● Task prompt
Can you copy out the data exactly? Leave the images out.

--- Data lines ---

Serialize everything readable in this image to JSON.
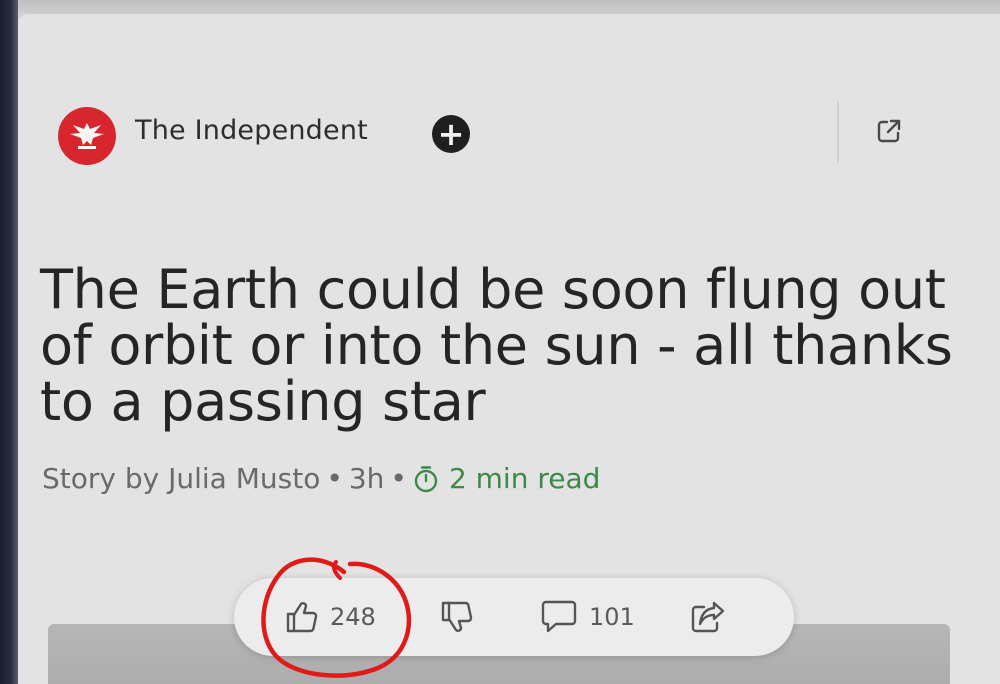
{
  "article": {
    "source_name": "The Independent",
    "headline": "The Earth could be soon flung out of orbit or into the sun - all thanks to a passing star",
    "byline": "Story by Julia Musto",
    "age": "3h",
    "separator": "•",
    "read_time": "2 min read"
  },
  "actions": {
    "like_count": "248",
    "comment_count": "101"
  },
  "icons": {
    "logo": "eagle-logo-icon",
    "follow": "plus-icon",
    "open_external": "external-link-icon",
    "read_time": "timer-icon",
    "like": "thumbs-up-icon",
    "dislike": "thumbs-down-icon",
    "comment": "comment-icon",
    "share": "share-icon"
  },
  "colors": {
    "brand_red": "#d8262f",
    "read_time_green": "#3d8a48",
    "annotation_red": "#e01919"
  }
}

---

● Finished task
Serialize everything readable in this image to JSON.
{
  "article": {
    "source_name": "The Independent",
    "headline": "The Earth could be soon flung out of orbit or into the sun - all thanks to a passing star",
    "byline": "Story by Julia Musto",
    "age": "3h",
    "separator": "•",
    "read_time": "2 min read"
  },
  "actions": {
    "like_count": "248",
    "comment_count": "101"
  },
  "icons": {
    "logo": "eagle-logo-icon",
    "follow": "plus-icon",
    "open_external": "external-link-icon",
    "read_time": "timer-icon",
    "like": "thumbs-up-icon",
    "dislike": "thumbs-down-icon",
    "comment": "comment-icon",
    "share": "share-icon"
  },
  "colors": {
    "brand_red": "#d8262f",
    "read_time_green": "#3d8a48",
    "annotation_red": "#e01919"
  }
}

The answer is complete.